Records from a data collection:

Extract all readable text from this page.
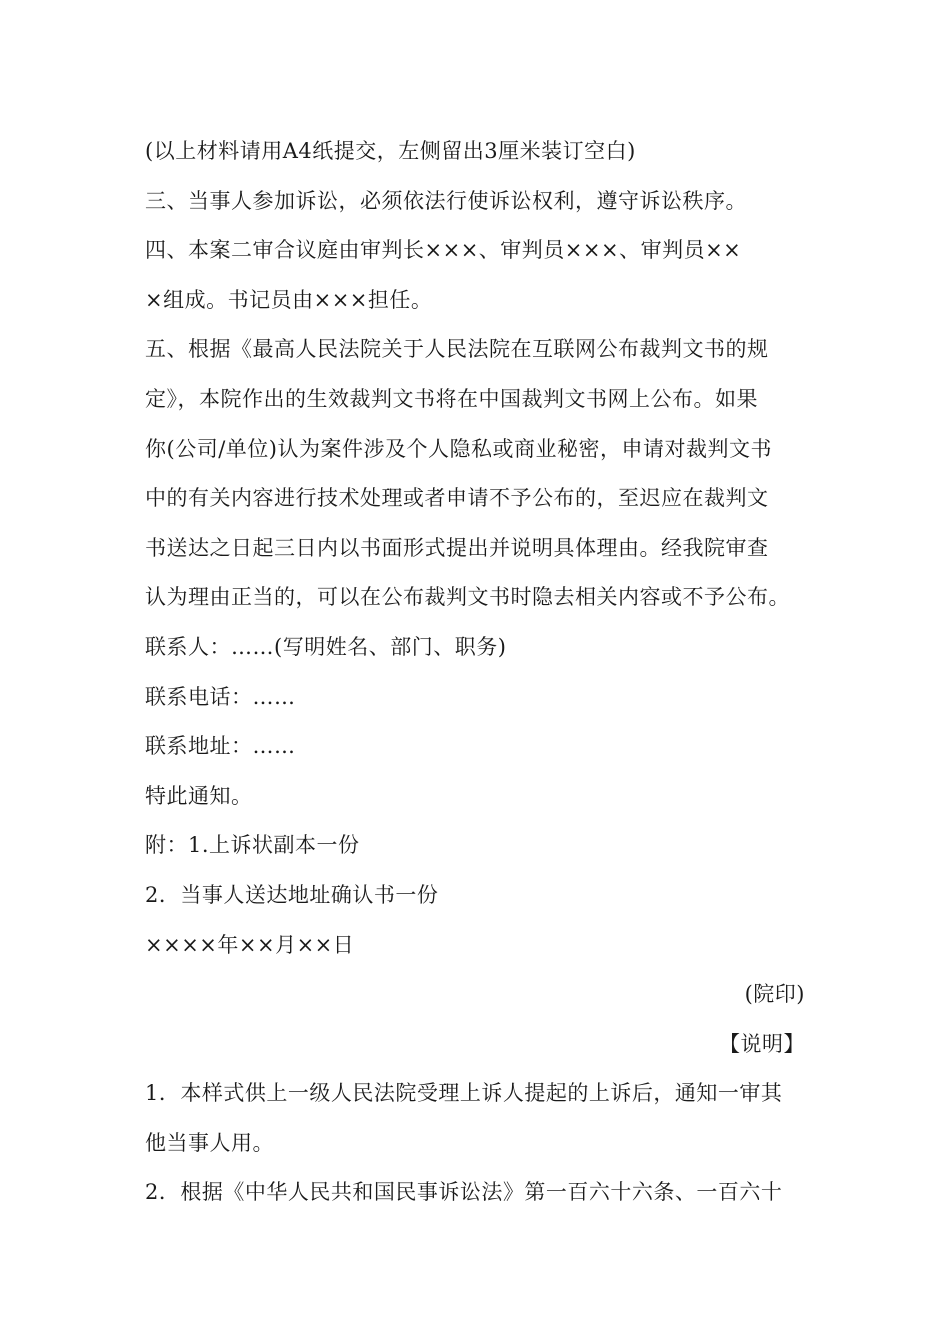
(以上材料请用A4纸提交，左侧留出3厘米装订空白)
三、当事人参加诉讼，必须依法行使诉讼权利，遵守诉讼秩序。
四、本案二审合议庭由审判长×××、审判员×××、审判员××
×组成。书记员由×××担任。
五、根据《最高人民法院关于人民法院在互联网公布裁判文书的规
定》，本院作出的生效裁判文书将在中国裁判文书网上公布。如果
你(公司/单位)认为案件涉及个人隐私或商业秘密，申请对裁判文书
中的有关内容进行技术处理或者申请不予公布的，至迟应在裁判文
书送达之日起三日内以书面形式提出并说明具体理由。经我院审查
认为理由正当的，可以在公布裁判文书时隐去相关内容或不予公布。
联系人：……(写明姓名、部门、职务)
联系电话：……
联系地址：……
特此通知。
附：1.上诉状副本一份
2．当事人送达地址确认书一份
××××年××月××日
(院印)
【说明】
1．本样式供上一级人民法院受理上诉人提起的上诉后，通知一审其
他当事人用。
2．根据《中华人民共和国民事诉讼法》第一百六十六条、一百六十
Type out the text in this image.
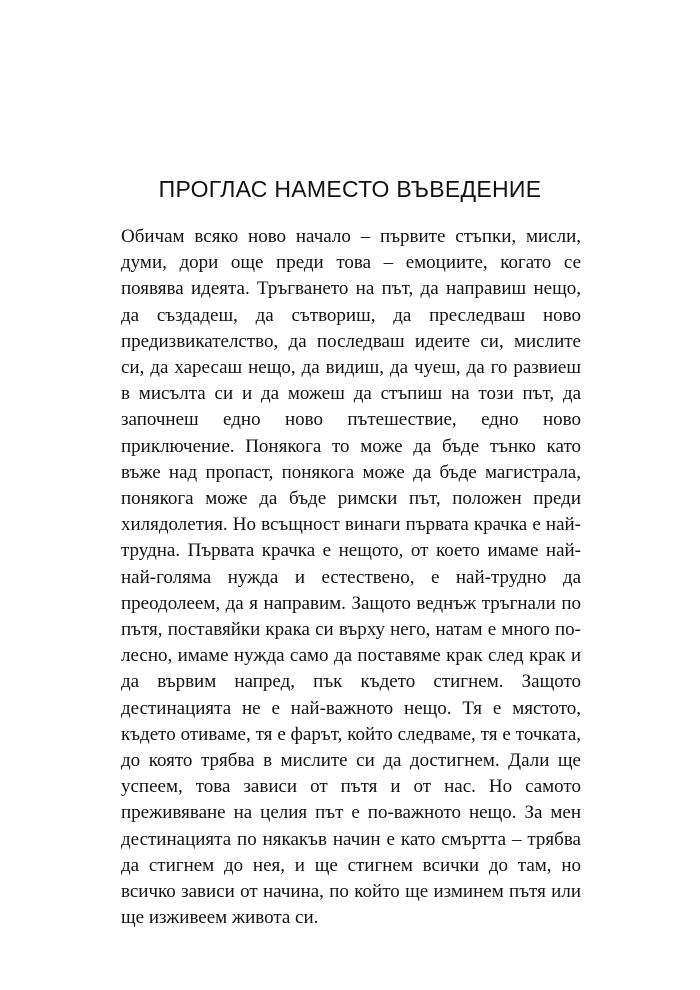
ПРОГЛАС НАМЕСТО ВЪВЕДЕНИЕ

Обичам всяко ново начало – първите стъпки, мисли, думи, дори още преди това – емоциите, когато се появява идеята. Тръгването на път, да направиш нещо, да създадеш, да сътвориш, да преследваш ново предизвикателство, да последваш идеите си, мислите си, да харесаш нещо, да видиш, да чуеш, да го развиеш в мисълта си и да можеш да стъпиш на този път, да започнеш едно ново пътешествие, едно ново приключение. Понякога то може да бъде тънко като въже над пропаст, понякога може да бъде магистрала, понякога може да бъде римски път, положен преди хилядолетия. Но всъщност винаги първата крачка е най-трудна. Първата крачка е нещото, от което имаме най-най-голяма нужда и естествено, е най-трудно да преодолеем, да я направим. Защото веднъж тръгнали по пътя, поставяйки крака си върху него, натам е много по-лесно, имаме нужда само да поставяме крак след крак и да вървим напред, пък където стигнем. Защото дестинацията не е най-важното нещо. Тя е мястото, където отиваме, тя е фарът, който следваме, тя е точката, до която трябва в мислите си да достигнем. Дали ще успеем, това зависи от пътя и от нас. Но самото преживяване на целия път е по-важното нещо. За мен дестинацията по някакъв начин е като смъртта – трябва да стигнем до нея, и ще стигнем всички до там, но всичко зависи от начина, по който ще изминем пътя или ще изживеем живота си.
...
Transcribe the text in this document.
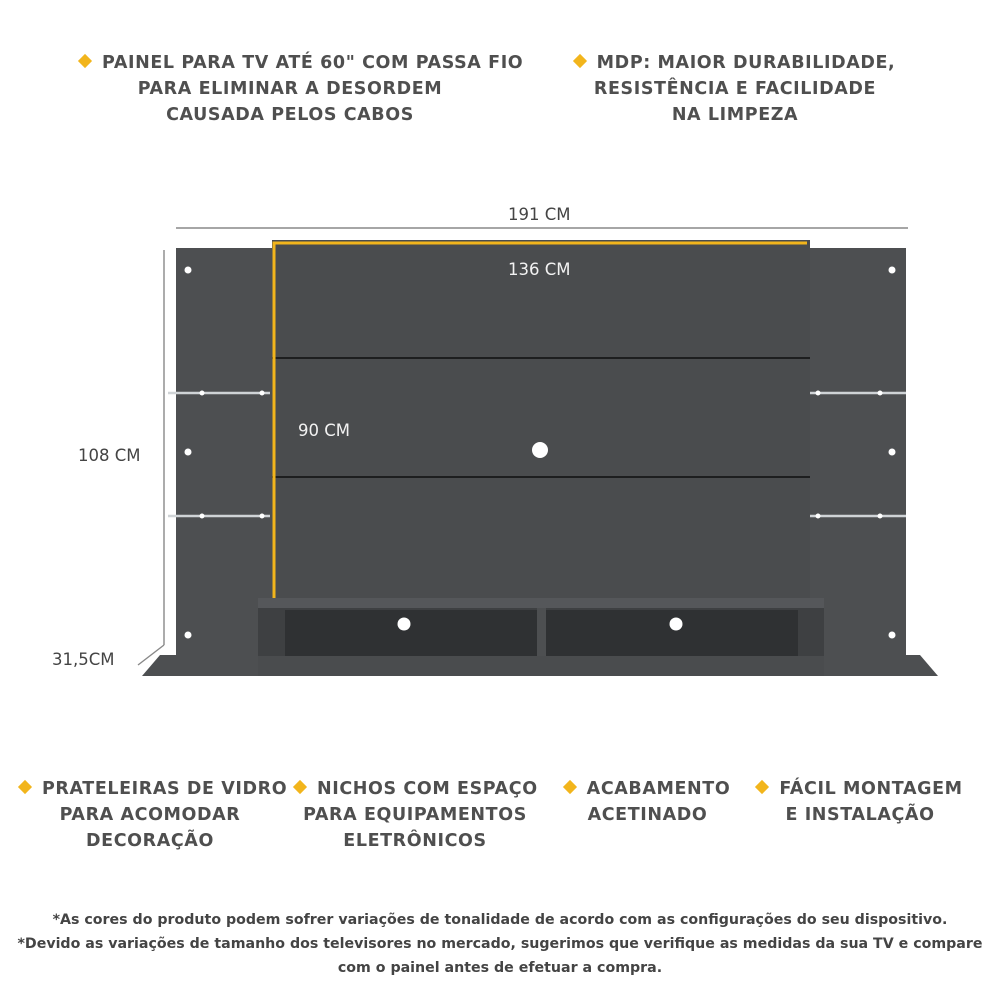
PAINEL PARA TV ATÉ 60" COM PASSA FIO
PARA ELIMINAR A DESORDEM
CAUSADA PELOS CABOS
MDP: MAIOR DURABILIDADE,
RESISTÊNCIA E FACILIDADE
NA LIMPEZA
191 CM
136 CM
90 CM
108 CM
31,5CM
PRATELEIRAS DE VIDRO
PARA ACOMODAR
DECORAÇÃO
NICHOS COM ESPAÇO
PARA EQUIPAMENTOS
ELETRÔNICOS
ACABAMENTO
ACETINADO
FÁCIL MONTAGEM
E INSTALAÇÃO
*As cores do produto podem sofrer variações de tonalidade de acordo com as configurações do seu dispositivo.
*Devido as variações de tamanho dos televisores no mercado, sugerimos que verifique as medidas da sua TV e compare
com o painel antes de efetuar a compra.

• **Stated exercise**
How many lines in the records above contain the word "text"? Reply with the number and nothing more.

• **Output**
3